• _Objective_
Print the listing that follows, character for character.

• _Extracted data entries_

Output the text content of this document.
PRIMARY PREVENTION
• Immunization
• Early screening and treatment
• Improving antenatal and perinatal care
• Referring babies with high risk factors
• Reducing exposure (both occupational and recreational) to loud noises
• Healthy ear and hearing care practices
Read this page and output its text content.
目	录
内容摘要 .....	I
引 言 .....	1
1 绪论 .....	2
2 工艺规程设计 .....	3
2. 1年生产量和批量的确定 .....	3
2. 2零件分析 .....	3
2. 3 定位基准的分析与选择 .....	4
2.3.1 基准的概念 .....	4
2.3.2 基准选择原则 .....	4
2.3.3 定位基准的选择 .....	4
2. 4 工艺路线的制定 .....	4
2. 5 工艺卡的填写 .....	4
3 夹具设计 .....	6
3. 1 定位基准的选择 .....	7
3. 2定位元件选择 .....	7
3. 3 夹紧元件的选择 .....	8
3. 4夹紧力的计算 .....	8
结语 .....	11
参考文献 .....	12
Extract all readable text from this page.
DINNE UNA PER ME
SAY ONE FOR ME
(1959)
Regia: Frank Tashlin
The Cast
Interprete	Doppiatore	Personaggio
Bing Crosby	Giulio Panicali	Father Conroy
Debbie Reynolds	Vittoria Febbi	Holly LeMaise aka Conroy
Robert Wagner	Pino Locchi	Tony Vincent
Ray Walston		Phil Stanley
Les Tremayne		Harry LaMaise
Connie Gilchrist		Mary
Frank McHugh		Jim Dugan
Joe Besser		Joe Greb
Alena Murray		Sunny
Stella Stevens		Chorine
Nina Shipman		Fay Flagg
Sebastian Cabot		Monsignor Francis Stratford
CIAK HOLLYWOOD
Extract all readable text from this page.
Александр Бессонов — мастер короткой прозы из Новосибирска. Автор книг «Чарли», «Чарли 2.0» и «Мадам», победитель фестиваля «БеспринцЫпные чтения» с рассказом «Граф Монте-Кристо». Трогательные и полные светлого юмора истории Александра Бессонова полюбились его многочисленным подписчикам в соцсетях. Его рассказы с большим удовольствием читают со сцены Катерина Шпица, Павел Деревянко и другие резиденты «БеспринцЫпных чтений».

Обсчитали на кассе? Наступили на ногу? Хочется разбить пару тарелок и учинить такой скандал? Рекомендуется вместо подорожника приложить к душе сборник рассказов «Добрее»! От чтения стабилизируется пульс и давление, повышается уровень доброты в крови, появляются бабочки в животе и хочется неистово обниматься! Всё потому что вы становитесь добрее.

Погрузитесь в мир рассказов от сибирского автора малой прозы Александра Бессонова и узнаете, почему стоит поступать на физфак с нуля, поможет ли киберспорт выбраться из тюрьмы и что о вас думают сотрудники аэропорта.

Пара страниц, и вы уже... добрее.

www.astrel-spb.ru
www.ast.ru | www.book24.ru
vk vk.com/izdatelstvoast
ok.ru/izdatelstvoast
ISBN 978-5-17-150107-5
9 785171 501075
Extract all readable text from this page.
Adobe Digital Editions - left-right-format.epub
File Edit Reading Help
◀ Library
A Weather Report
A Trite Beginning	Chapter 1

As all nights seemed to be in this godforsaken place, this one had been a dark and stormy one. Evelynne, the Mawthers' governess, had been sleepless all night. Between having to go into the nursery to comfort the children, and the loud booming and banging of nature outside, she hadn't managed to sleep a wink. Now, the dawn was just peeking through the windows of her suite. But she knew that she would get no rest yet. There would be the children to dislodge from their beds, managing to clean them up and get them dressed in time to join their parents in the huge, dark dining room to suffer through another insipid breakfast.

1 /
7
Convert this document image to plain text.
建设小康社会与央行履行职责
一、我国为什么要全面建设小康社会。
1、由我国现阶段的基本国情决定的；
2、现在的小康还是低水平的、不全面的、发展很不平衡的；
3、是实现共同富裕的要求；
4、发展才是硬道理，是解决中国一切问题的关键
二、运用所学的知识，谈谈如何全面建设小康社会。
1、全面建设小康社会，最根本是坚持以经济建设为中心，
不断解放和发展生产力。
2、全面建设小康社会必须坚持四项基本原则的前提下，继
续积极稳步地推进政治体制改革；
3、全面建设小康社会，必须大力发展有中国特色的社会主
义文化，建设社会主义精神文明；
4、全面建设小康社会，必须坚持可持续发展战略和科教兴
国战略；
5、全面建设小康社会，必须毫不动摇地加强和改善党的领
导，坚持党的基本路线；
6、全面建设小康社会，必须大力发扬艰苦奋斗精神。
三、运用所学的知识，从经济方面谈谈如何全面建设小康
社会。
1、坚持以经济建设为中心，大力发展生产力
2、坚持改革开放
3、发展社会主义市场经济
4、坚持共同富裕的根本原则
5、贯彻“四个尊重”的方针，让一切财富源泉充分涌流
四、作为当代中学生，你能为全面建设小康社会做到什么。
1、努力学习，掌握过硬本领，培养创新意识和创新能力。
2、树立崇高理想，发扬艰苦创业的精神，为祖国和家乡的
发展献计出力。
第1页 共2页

• _Complete response_
Output the text content of this document.
PRIMARY PREVENTION
• Immunization
• Early screening and treatment
• Improving antenatal and perinatal care
• Referring babies with high risk factors
• Reducing exposure (both occupational and recreational) to loud noises
• Healthy ear and hearing care practices
Read this page and output its text content.
目	录
内容摘要 .....	I
引 言 .....	1
1 绪论 .....	2
2 工艺规程设计 .....	3
2. 1年生产量和批量的确定 .....	3
2. 2零件分析 .....	3
2. 3 定位基准的分析与选择 .....	4
2.3.1 基准的概念 .....	4
2.3.2 基准选择原则 .....	4
2.3.3 定位基准的选择 .....	4
2. 4 工艺路线的制定 .....	4
2. 5 工艺卡的填写 .....	4
3 夹具设计 .....	6
3. 1 定位基准的选择 .....	7
3. 2定位元件选择 .....	7
3. 3 夹紧元件的选择 .....	8
3. 4夹紧力的计算 .....	8
结语 .....	11
参考文献 .....	12
Extract all readable text from this page.
DINNE UNA PER ME
SAY ONE FOR ME
(1959)
Regia: Frank Tashlin
The Cast
Interprete	Doppiatore	Personaggio
Bing Crosby	Giulio Panicali	Father Conroy
Debbie Reynolds	Vittoria Febbi	Holly LeMaise aka Conroy
Robert Wagner	Pino Locchi	Tony Vincent
Ray Walston		Phil Stanley
Les Tremayne		Harry LaMaise
Connie Gilchrist		Mary
Frank McHugh		Jim Dugan
Joe Besser		Joe Greb
Alena Murray		Sunny
Stella Stevens		Chorine
Nina Shipman		Fay Flagg
Sebastian Cabot		Monsignor Francis Stratford
CIAK HOLLYWOOD
Extract all readable text from this page.
Александр Бессонов — мастер короткой прозы из Новосибирска. Автор книг «Чарли», «Чарли 2.0» и «Мадам», победитель фестиваля «БеспринцЫпные чтения» с рассказом «Граф Монте-Кристо». Трогательные и полные светлого юмора истории Александра Бессонова полюбились его многочисленным подписчикам в соцсетях. Его рассказы с большим удовольствием читают со сцены Катерина Шпица, Павел Деревянко и другие резиденты «БеспринцЫпных чтений».

Обсчитали на кассе? Наступили на ногу? Хочется разбить пару тарелок и учинить такой скандал? Рекомендуется вместо подорожника приложить к душе сборник рассказов «Добрее»! От чтения стабилизируется пульс и давление, повышается уровень доброты в крови, появляются бабочки в животе и хочется неистово обниматься! Всё потому что вы становитесь добрее.

Погрузитесь в мир рассказов от сибирского автора малой прозы Александра Бессонова и узнаете, почему стоит поступать на физфак с нуля, поможет ли киберспорт выбраться из тюрьмы и что о вас думают сотрудники аэропорта.

Пара страниц, и вы уже... добрее.

www.astrel-spb.ru
www.ast.ru | www.book24.ru
vk vk.com/izdatelstvoast
ok.ru/izdatelstvoast
ISBN 978-5-17-150107-5
9 785171 501075
Extract all readable text from this page.
Adobe Digital Editions - left-right-format.epub
File Edit Reading Help
◀ Library
A Weather Report
A Trite Beginning	Chapter 1

As all nights seemed to be in this godforsaken place, this one had been a dark and stormy one. Evelynne, the Mawthers' governess, had been sleepless all night. Between having to go into the nursery to comfort the children, and the loud booming and banging of nature outside, she hadn't managed to sleep a wink. Now, the dawn was just peeking through the windows of her suite. But she knew that she would get no rest yet. There would be the children to dislodge from their beds, managing to clean them up and get them dressed in time to join their parents in the huge, dark dining room to suffer through another insipid breakfast.

1 /
7
Convert this document image to plain text.
建设小康社会与央行履行职责
一、我国为什么要全面建设小康社会。
1、由我国现阶段的基本国情决定的；
2、现在的小康还是低水平的、不全面的、发展很不平衡的；
3、是实现共同富裕的要求；
4、发展才是硬道理，是解决中国一切问题的关键
二、运用所学的知识，谈谈如何全面建设小康社会。
1、全面建设小康社会，最根本是坚持以经济建设为中心，
不断解放和发展生产力。
2、全面建设小康社会必须坚持四项基本原则的前提下，继
续积极稳步地推进政治体制改革；
3、全面建设小康社会，必须大力发展有中国特色的社会主
义文化，建设社会主义精神文明；
4、全面建设小康社会，必须坚持可持续发展战略和科教兴
国战略；
5、全面建设小康社会，必须毫不动摇地加强和改善党的领
导，坚持党的基本路线；
6、全面建设小康社会，必须大力发扬艰苦奋斗精神。
三、运用所学的知识，从经济方面谈谈如何全面建设小康
社会。
1、坚持以经济建设为中心，大力发展生产力
2、坚持改革开放
3、发展社会主义市场经济
4、坚持共同富裕的根本原则
5、贯彻“四个尊重”的方针，让一切财富源泉充分涌流
四、作为当代中学生，你能为全面建设小康社会做到什么。
1、努力学习，掌握过硬本领，培养创新意识和创新能力。
2、树立崇高理想，发扬艰苦创业的精神，为祖国和家乡的
发展献计出力。
第1页 共2页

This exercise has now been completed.